Start of Dataset excerpts
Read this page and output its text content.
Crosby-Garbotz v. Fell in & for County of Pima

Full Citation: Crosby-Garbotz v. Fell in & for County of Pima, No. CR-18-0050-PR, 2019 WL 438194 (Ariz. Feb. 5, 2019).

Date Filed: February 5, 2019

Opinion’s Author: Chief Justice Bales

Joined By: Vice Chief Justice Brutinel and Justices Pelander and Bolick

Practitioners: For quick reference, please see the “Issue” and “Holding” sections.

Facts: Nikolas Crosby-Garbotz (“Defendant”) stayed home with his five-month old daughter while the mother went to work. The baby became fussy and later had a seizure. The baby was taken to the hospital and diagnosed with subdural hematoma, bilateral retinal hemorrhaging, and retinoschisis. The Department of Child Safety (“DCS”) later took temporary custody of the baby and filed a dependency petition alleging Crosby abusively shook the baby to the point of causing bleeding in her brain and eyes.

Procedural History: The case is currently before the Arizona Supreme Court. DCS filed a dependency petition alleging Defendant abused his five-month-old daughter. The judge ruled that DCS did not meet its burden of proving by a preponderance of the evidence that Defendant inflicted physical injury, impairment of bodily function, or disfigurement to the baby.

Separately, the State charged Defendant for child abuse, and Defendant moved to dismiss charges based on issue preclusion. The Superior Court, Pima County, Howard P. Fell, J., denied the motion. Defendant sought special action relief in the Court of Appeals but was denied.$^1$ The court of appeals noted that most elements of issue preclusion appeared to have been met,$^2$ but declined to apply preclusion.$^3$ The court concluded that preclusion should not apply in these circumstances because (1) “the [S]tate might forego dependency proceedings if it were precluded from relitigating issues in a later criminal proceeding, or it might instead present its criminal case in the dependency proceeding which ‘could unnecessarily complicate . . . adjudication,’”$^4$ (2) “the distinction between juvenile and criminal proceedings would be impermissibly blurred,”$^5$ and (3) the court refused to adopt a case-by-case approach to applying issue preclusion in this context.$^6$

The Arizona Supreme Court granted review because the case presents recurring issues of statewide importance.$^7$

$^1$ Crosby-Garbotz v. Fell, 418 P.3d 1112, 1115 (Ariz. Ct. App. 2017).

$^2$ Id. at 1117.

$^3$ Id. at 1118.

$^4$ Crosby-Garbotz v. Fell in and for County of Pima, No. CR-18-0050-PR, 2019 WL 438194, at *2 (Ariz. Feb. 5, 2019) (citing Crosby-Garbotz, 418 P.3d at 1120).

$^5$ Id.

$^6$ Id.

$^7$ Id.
End of Dataset excerpts
■ **Challenge**
Using the exact wording, write out all of the records.

■ **Exercise output**
Read this page and output its text content.
Crosby-Garbotz v. Fell in & for County of Pima

Full Citation: Crosby-Garbotz v. Fell in & for County of Pima, No. CR-18-0050-PR, 2019 WL 438194 (Ariz. Feb. 5, 2019).

Date Filed: February 5, 2019

Opinion’s Author: Chief Justice Bales

Joined By: Vice Chief Justice Brutinel and Justices Pelander and Bolick

Practitioners: For quick reference, please see the “Issue” and “Holding” sections.

Facts: Nikolas Crosby-Garbotz (“Defendant”) stayed home with his five-month old daughter while the mother went to work. The baby became fussy and later had a seizure. The baby was taken to the hospital and diagnosed with subdural hematoma, bilateral retinal hemorrhaging, and retinoschisis. The Department of Child Safety (“DCS”) later took temporary custody of the baby and filed a dependency petition alleging Crosby abusively shook the baby to the point of causing bleeding in her brain and eyes.

Procedural History: The case is currently before the Arizona Supreme Court. DCS filed a dependency petition alleging Defendant abused his five-month-old daughter. The judge ruled that DCS did not meet its burden of proving by a preponderance of the evidence that Defendant inflicted physical injury, impairment of bodily function, or disfigurement to the baby.

Separately, the State charged Defendant for child abuse, and Defendant moved to dismiss charges based on issue preclusion. The Superior Court, Pima County, Howard P. Fell, J., denied the motion. Defendant sought special action relief in the Court of Appeals but was denied.$^1$ The court of appeals noted that most elements of issue preclusion appeared to have been met,$^2$ but declined to apply preclusion.$^3$ The court concluded that preclusion should not apply in these circumstances because (1) “the [S]tate might forego dependency proceedings if it were precluded from relitigating issues in a later criminal proceeding, or it might instead present its criminal case in the dependency proceeding which ‘could unnecessarily complicate . . . adjudication,’”$^4$ (2) “the distinction between juvenile and criminal proceedings would be impermissibly blurred,”$^5$ and (3) the court refused to adopt a case-by-case approach to applying issue preclusion in this context.$^6$

The Arizona Supreme Court granted review because the case presents recurring issues of statewide importance.$^7$

$^1$ Crosby-Garbotz v. Fell, 418 P.3d 1112, 1115 (Ariz. Ct. App. 2017).

$^2$ Id. at 1117.

$^3$ Id. at 1118.

$^4$ Crosby-Garbotz v. Fell in and for County of Pima, No. CR-18-0050-PR, 2019 WL 438194, at *2 (Ariz. Feb. 5, 2019) (citing Crosby-Garbotz, 418 P.3d at 1120).

$^5$ Id.

$^6$ Id.

$^7$ Id.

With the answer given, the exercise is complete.